Figure dataset records
——

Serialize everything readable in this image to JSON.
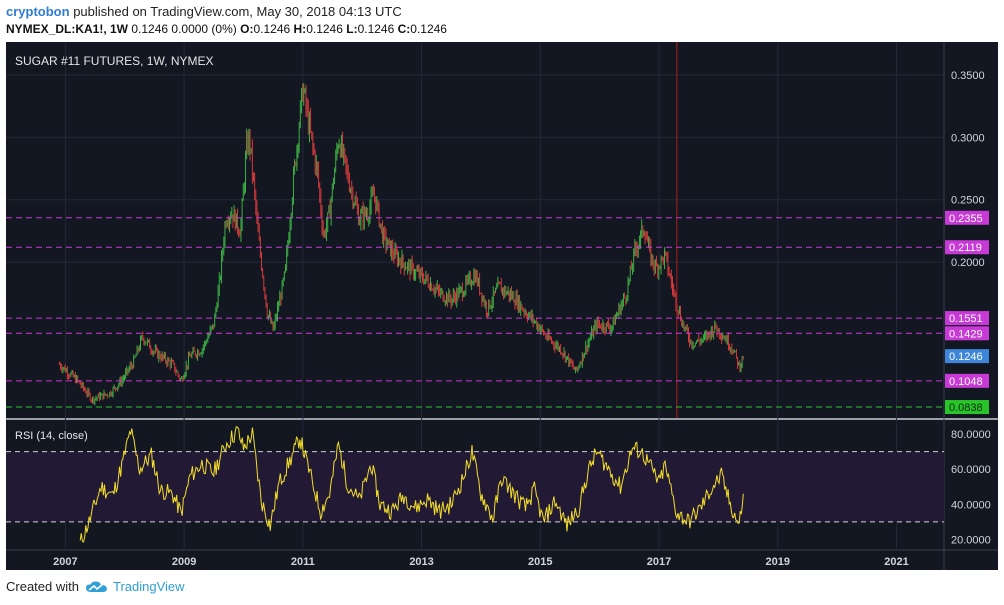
{
  "header": {
    "author": "cryptobon",
    "published": "published on TradingView.com, May 30, 2018 04:13 UTC",
    "symbol": "NYMEX_DL:KA1!, 1W",
    "change": "0.1246 0.0000 (0%)",
    "o_label": "O:",
    "o_value": "0.1246",
    "h_label": "H:",
    "h_value": "0.1246",
    "l_label": "L:",
    "l_value": "0.1246",
    "c_label": "C:",
    "c_value": "0.1246"
  },
  "footer": {
    "created_with": "Created with",
    "brand": "TradingView",
    "logo_icon": "tradingview-cloud-icon"
  },
  "colors": {
    "background": "#131722",
    "rsi_band": "#221a35",
    "bull": "#3cb043",
    "bear": "#d43a3a",
    "level": "#c83ad6",
    "support": "#29c429",
    "rsi_line": "#f2dd2a",
    "price_tag": "#3d86d9",
    "vertical_marker": "#b01e1e",
    "grid": "#232838",
    "axis_text": "#d1d4dc"
  },
  "chart_data": [
    {
      "type": "candlestick",
      "title": "SUGAR #11 FUTURES, 1W, NYMEX",
      "x_range": [
        2006.0,
        2021.8
      ],
      "ylim": [
        0.075,
        0.37
      ],
      "x_ticks": [
        "2007",
        "2009",
        "2011",
        "2013",
        "2015",
        "2017",
        "2019",
        "2021"
      ],
      "y_ticks": [
        "0.3500",
        "0.3000",
        "0.2500",
        "0.2000"
      ],
      "levels": [
        {
          "value": 0.2355,
          "label": "0.2355",
          "style": "dashed",
          "color": "#c83ad6"
        },
        {
          "value": 0.2119,
          "label": "0.2119",
          "style": "dashed",
          "color": "#c83ad6"
        },
        {
          "value": 0.1551,
          "label": "0.1551",
          "style": "dashed",
          "color": "#c83ad6"
        },
        {
          "value": 0.1429,
          "label": "0.1429",
          "style": "dashed",
          "color": "#c83ad6"
        },
        {
          "value": 0.1048,
          "label": "0.1048",
          "style": "dashed",
          "color": "#c83ad6"
        },
        {
          "value": 0.0838,
          "label": "0.0838",
          "style": "dashed",
          "color": "#29c429"
        }
      ],
      "last_price": {
        "value": 0.1246,
        "label": "0.1246"
      },
      "vertical_marker_x": 2017.3,
      "close_path": [
        [
          2006.9,
          0.118
        ],
        [
          2007.2,
          0.105
        ],
        [
          2007.45,
          0.09
        ],
        [
          2007.75,
          0.095
        ],
        [
          2007.95,
          0.105
        ],
        [
          2008.15,
          0.12
        ],
        [
          2008.3,
          0.14
        ],
        [
          2008.5,
          0.128
        ],
        [
          2008.8,
          0.118
        ],
        [
          2008.95,
          0.105
        ],
        [
          2009.1,
          0.125
        ],
        [
          2009.3,
          0.13
        ],
        [
          2009.5,
          0.15
        ],
        [
          2009.6,
          0.185
        ],
        [
          2009.7,
          0.235
        ],
        [
          2009.8,
          0.24
        ],
        [
          2009.95,
          0.225
        ],
        [
          2010.05,
          0.29
        ],
        [
          2010.1,
          0.3
        ],
        [
          2010.25,
          0.22
        ],
        [
          2010.4,
          0.16
        ],
        [
          2010.5,
          0.145
        ],
        [
          2010.7,
          0.19
        ],
        [
          2010.85,
          0.27
        ],
        [
          2011.0,
          0.34
        ],
        [
          2011.1,
          0.31
        ],
        [
          2011.25,
          0.27
        ],
        [
          2011.35,
          0.22
        ],
        [
          2011.45,
          0.24
        ],
        [
          2011.6,
          0.3
        ],
        [
          2011.75,
          0.27
        ],
        [
          2011.95,
          0.235
        ],
        [
          2012.1,
          0.24
        ],
        [
          2012.2,
          0.255
        ],
        [
          2012.35,
          0.22
        ],
        [
          2012.55,
          0.205
        ],
        [
          2012.8,
          0.195
        ],
        [
          2013.1,
          0.185
        ],
        [
          2013.3,
          0.175
        ],
        [
          2013.5,
          0.17
        ],
        [
          2013.7,
          0.178
        ],
        [
          2013.9,
          0.19
        ],
        [
          2014.1,
          0.162
        ],
        [
          2014.3,
          0.18
        ],
        [
          2014.55,
          0.172
        ],
        [
          2014.75,
          0.16
        ],
        [
          2014.95,
          0.15
        ],
        [
          2015.1,
          0.14
        ],
        [
          2015.35,
          0.13
        ],
        [
          2015.6,
          0.112
        ],
        [
          2015.8,
          0.135
        ],
        [
          2015.95,
          0.15
        ],
        [
          2016.2,
          0.148
        ],
        [
          2016.45,
          0.175
        ],
        [
          2016.6,
          0.21
        ],
        [
          2016.75,
          0.228
        ],
        [
          2016.85,
          0.205
        ],
        [
          2016.95,
          0.195
        ],
        [
          2017.1,
          0.205
        ],
        [
          2017.25,
          0.175
        ],
        [
          2017.4,
          0.15
        ],
        [
          2017.55,
          0.135
        ],
        [
          2017.75,
          0.138
        ],
        [
          2017.95,
          0.148
        ],
        [
          2018.1,
          0.14
        ],
        [
          2018.25,
          0.13
        ],
        [
          2018.35,
          0.116
        ],
        [
          2018.42,
          0.1246
        ]
      ]
    },
    {
      "type": "line",
      "title": "RSI (14, close)",
      "x_range": [
        2006.0,
        2021.8
      ],
      "ylim": [
        14,
        88
      ],
      "y_ticks": [
        "80.0000",
        "60.0000",
        "40.0000",
        "20.0000"
      ],
      "bands": [
        70,
        30
      ],
      "series": [
        {
          "values": [
            [
              2007.25,
              18
            ],
            [
              2007.4,
              30
            ],
            [
              2007.6,
              50
            ],
            [
              2007.8,
              45
            ],
            [
              2007.95,
              62
            ],
            [
              2008.1,
              82
            ],
            [
              2008.25,
              60
            ],
            [
              2008.45,
              68
            ],
            [
              2008.6,
              48
            ],
            [
              2008.8,
              46
            ],
            [
              2008.95,
              35
            ],
            [
              2009.1,
              56
            ],
            [
              2009.3,
              63
            ],
            [
              2009.5,
              58
            ],
            [
              2009.7,
              74
            ],
            [
              2009.9,
              82
            ],
            [
              2010.0,
              72
            ],
            [
              2010.15,
              80
            ],
            [
              2010.3,
              42
            ],
            [
              2010.45,
              28
            ],
            [
              2010.6,
              52
            ],
            [
              2010.8,
              66
            ],
            [
              2010.95,
              78
            ],
            [
              2011.1,
              60
            ],
            [
              2011.3,
              36
            ],
            [
              2011.45,
              46
            ],
            [
              2011.6,
              74
            ],
            [
              2011.75,
              52
            ],
            [
              2011.95,
              42
            ],
            [
              2012.15,
              63
            ],
            [
              2012.3,
              40
            ],
            [
              2012.5,
              36
            ],
            [
              2012.7,
              45
            ],
            [
              2012.9,
              38
            ],
            [
              2013.1,
              43
            ],
            [
              2013.3,
              36
            ],
            [
              2013.5,
              40
            ],
            [
              2013.7,
              55
            ],
            [
              2013.85,
              70
            ],
            [
              2014.0,
              46
            ],
            [
              2014.2,
              32
            ],
            [
              2014.35,
              55
            ],
            [
              2014.55,
              46
            ],
            [
              2014.75,
              38
            ],
            [
              2014.9,
              48
            ],
            [
              2015.05,
              30
            ],
            [
              2015.25,
              42
            ],
            [
              2015.45,
              28
            ],
            [
              2015.65,
              38
            ],
            [
              2015.8,
              58
            ],
            [
              2015.95,
              70
            ],
            [
              2016.15,
              60
            ],
            [
              2016.35,
              50
            ],
            [
              2016.55,
              72
            ],
            [
              2016.7,
              70
            ],
            [
              2016.85,
              62
            ],
            [
              2017.0,
              52
            ],
            [
              2017.1,
              62
            ],
            [
              2017.3,
              35
            ],
            [
              2017.5,
              30
            ],
            [
              2017.7,
              38
            ],
            [
              2017.9,
              50
            ],
            [
              2018.05,
              56
            ],
            [
              2018.2,
              40
            ],
            [
              2018.35,
              28
            ],
            [
              2018.42,
              46
            ]
          ]
        }
      ]
    }
  ]
}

——

SHORT TASK:
Copy every single line of the material above that holds "title".

OUTPUT FOR THIS TASK:
      "title": "SUGAR #11 FUTURES, 1W, NYMEX",
      "title": "RSI (14, close)",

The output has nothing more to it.